Requirements:
Every line that holds the string "dogs" is to be identified and copied.
** BEGIN Recorded data **
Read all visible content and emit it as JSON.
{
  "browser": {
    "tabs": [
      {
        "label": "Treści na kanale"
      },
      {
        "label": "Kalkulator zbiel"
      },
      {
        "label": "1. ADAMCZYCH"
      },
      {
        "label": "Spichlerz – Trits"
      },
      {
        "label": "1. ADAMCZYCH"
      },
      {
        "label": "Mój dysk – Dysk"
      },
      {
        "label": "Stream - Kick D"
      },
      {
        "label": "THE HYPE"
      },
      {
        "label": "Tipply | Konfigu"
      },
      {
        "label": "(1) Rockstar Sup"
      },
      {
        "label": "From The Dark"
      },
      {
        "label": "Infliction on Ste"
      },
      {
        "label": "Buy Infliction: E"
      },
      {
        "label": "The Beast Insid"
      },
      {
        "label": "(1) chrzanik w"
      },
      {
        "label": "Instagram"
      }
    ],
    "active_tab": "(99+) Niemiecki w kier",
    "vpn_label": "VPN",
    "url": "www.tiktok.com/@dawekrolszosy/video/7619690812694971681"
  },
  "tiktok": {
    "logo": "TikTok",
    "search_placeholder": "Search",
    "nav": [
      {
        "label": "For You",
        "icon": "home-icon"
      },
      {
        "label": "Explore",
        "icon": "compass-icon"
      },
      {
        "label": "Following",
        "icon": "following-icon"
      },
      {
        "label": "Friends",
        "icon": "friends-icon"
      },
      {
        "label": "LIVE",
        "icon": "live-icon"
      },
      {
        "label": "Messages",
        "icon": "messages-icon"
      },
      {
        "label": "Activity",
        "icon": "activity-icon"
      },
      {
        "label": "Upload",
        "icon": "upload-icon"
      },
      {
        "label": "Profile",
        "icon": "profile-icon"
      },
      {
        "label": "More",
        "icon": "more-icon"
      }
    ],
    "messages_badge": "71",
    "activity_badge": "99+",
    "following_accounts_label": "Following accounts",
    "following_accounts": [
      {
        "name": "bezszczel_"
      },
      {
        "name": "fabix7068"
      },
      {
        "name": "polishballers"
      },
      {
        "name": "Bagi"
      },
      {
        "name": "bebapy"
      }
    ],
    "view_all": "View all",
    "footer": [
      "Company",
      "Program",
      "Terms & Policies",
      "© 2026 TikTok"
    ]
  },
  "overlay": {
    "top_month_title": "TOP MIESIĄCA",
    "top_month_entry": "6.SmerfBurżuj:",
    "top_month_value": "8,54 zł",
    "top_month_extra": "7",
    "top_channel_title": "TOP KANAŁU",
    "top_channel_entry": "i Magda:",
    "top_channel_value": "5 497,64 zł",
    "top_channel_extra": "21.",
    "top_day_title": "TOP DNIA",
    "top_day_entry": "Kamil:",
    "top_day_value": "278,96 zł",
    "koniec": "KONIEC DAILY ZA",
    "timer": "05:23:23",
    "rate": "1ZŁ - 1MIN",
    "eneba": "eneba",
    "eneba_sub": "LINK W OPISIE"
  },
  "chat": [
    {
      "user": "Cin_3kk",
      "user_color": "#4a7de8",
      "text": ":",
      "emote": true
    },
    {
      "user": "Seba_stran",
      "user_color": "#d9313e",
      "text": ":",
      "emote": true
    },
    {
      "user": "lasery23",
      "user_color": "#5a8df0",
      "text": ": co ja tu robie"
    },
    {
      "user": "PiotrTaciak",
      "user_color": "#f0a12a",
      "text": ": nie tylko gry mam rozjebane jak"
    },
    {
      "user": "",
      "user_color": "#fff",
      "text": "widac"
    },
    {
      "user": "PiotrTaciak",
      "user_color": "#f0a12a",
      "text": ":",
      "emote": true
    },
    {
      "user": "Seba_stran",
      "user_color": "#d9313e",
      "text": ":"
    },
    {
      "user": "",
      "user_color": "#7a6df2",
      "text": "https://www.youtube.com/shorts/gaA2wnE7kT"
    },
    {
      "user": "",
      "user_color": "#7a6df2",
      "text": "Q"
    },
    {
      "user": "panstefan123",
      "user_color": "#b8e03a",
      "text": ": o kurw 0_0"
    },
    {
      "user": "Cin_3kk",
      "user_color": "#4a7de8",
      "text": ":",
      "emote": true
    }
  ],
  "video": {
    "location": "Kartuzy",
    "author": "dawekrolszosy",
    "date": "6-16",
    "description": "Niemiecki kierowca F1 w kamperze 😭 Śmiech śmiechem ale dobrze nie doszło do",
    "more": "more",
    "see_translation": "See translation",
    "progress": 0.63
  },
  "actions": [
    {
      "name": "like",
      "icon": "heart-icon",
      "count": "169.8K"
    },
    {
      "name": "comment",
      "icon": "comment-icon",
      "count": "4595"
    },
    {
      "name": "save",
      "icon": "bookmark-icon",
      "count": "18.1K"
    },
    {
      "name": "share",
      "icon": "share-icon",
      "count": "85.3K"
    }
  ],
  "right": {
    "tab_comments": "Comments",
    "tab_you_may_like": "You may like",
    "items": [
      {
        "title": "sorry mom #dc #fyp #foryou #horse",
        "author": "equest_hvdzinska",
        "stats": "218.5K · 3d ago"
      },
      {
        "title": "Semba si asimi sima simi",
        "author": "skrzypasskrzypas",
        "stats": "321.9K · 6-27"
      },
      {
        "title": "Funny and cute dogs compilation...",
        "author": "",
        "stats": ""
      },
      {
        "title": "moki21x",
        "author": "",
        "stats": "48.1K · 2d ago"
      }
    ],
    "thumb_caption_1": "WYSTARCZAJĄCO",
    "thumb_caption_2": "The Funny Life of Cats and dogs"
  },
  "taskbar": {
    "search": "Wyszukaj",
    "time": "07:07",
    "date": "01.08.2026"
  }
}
** END Recorded data **
Written reply:
        "title": "Funny and cute dogs compilation...",
    "thumb_caption_2": "The Funny Life of Cats and dogs"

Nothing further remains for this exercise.